Find the word "examen" in the data. Return every line where it appears.
## START Supplied material
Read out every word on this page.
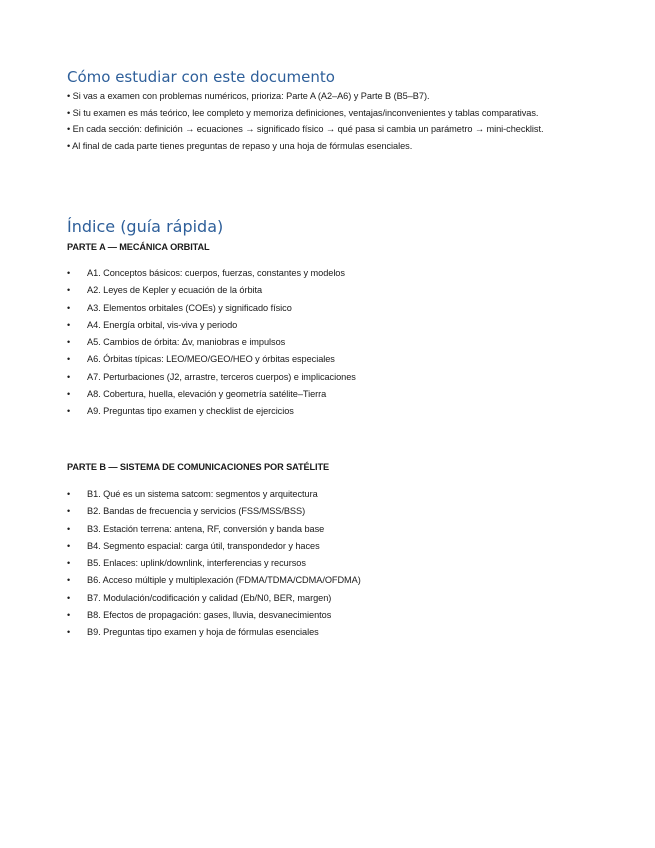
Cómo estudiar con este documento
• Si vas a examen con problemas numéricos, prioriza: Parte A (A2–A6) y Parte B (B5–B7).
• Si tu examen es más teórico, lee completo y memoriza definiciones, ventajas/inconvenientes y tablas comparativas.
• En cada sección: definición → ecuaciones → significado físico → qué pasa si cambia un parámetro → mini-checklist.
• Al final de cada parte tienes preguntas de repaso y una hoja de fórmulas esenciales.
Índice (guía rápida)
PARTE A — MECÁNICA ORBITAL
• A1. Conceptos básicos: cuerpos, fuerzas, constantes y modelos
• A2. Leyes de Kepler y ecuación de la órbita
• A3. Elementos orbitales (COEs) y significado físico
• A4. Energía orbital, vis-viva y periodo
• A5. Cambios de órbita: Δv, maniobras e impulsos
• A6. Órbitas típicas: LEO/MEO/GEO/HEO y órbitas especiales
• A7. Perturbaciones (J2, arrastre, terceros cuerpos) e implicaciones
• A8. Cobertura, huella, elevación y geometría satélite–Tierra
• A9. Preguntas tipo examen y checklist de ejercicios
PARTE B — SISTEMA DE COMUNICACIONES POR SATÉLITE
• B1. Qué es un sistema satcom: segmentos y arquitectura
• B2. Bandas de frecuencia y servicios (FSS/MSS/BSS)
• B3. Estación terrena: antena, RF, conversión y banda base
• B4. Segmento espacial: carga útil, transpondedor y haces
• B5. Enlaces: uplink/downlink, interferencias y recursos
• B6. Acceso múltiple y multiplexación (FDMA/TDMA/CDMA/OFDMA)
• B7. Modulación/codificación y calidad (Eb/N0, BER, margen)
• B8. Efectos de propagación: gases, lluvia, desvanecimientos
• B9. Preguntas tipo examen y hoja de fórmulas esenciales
## END Supplied material
## START Supplied material
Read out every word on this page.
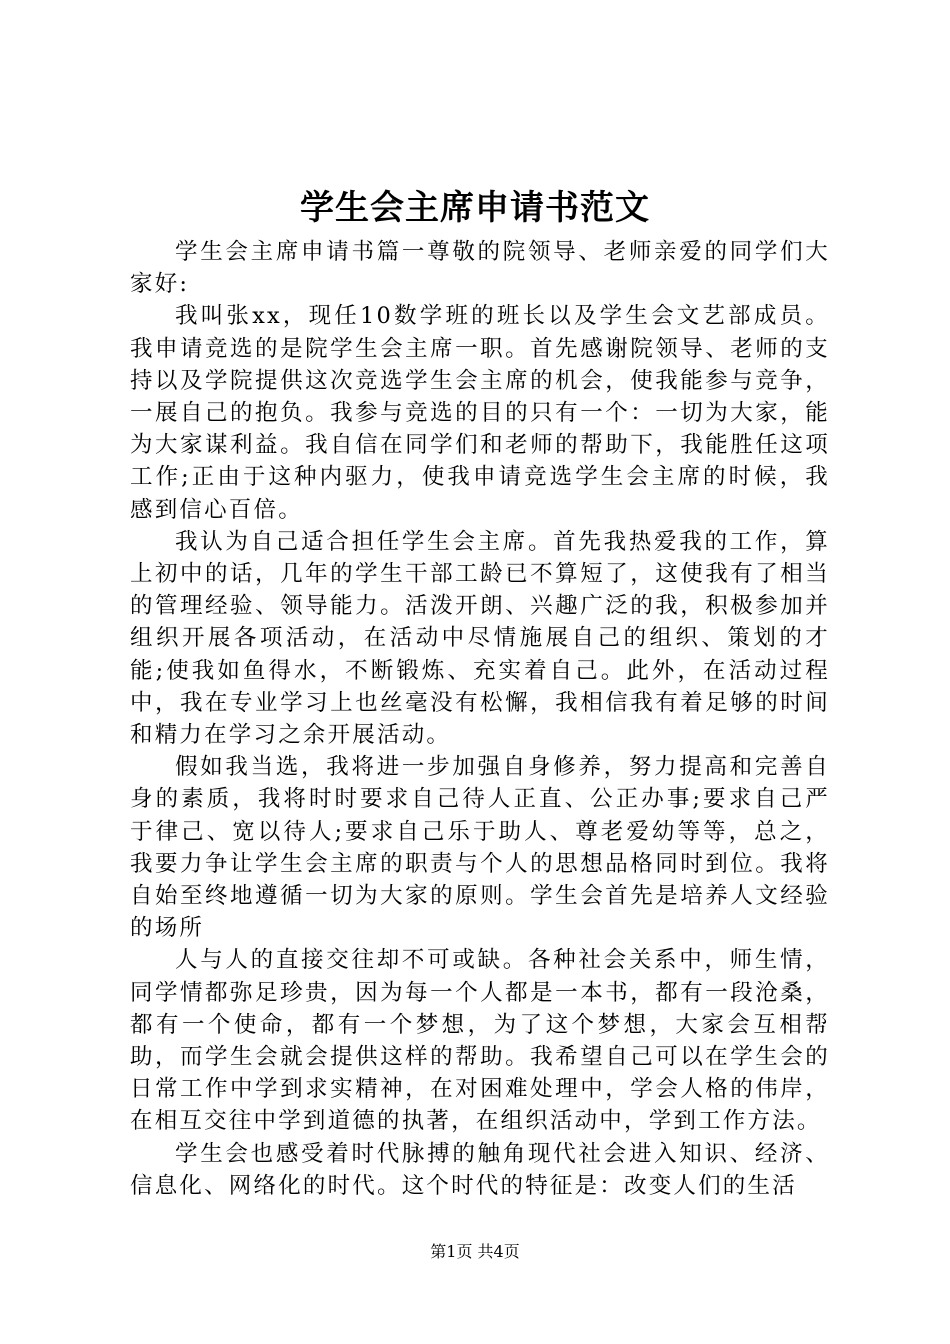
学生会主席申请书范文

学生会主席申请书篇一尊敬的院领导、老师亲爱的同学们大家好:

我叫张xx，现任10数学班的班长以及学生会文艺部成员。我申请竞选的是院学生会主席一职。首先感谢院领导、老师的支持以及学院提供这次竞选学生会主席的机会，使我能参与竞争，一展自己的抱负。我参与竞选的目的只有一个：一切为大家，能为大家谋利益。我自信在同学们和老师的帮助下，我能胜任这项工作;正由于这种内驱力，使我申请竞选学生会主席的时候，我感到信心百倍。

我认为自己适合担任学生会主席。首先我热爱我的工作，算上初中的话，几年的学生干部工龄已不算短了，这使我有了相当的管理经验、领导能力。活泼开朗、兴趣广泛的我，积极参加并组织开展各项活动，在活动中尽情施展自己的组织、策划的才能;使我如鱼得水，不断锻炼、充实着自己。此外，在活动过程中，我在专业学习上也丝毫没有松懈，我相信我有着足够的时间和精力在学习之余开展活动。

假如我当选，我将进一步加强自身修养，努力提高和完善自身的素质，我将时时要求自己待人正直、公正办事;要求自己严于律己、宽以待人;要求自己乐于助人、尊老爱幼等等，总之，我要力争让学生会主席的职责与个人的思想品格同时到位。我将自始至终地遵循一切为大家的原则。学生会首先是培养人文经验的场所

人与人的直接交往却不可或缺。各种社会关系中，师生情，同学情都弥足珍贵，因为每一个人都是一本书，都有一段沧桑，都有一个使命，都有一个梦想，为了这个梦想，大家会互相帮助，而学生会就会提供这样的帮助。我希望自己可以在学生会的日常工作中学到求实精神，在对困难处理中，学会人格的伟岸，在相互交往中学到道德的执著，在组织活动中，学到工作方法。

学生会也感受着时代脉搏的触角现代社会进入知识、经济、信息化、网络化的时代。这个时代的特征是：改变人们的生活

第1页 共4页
## END Supplied material
## START Supplied material
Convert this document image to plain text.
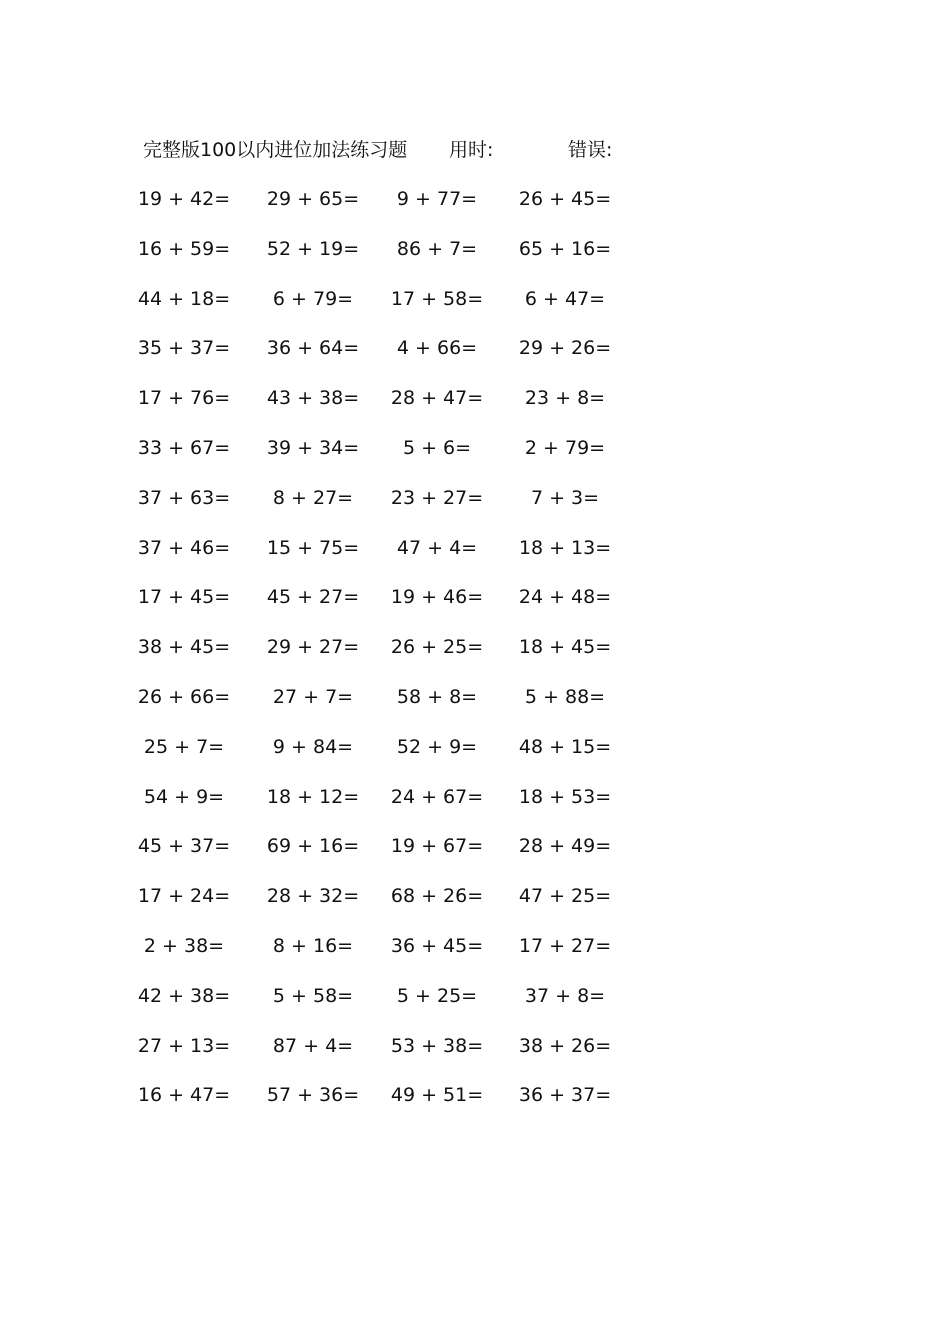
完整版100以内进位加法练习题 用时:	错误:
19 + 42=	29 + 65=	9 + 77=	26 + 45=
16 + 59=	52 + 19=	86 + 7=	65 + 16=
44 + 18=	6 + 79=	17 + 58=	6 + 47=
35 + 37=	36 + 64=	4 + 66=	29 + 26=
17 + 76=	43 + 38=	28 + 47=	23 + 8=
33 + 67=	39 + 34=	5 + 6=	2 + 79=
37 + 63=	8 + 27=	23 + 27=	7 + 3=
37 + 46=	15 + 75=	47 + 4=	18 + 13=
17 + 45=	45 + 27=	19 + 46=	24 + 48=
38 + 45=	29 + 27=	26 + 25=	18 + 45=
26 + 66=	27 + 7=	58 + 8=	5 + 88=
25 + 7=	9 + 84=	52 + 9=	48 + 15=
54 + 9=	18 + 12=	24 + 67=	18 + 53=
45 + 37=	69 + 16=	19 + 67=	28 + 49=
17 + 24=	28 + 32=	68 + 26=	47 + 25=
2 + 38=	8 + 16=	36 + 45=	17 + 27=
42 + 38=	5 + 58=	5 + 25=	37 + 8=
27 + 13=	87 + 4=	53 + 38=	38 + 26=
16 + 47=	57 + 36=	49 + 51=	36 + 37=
## END Supplied material
▶ _Output_:
• Si vas a examen con problemas numéricos, prioriza: Parte A (A2–A6) y Parte B (B5–B7).
• Si tu examen es más teórico, lee completo y memoriza definiciones, ventajas/inconvenientes y tablas comparativas.
• A9. Preguntas tipo examen y checklist de ejercicios
• B9. Preguntas tipo examen y hoja de fórmulas esenciales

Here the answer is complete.